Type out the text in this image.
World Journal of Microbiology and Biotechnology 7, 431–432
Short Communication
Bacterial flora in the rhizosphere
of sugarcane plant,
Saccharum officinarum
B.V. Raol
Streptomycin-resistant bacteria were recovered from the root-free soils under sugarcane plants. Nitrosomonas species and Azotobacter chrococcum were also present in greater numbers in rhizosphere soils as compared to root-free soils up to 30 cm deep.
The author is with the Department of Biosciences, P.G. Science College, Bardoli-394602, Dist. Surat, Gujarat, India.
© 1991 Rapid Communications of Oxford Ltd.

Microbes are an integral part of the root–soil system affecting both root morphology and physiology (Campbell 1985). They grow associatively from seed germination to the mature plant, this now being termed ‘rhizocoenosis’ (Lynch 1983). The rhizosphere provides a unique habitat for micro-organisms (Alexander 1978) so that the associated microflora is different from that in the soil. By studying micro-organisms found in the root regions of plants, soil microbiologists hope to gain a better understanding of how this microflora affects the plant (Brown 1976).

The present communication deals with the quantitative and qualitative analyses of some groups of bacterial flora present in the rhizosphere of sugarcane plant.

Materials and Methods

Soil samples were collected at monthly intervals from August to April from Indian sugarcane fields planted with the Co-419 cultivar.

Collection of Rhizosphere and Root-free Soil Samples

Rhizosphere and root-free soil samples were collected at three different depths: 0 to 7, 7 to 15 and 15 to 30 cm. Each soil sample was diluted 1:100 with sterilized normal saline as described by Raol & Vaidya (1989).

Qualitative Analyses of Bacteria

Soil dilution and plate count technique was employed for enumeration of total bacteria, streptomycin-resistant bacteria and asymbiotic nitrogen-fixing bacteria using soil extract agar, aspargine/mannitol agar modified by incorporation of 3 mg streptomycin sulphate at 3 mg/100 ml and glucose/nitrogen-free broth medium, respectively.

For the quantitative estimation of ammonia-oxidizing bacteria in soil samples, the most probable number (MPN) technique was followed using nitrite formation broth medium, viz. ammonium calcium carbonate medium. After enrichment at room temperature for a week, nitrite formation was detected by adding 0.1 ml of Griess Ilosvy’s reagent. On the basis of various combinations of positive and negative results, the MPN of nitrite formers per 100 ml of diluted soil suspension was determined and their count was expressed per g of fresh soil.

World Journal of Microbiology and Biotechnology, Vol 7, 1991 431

○ ○ ○ ○ ○ ○ ○

Exercise directions: Among the lines above, find those carrying the word "Journal" and copy them out.

Exercise result:
World Journal of Microbiology and Biotechnology 7, 431–432
World Journal of Microbiology and Biotechnology, Vol 7, 1991 431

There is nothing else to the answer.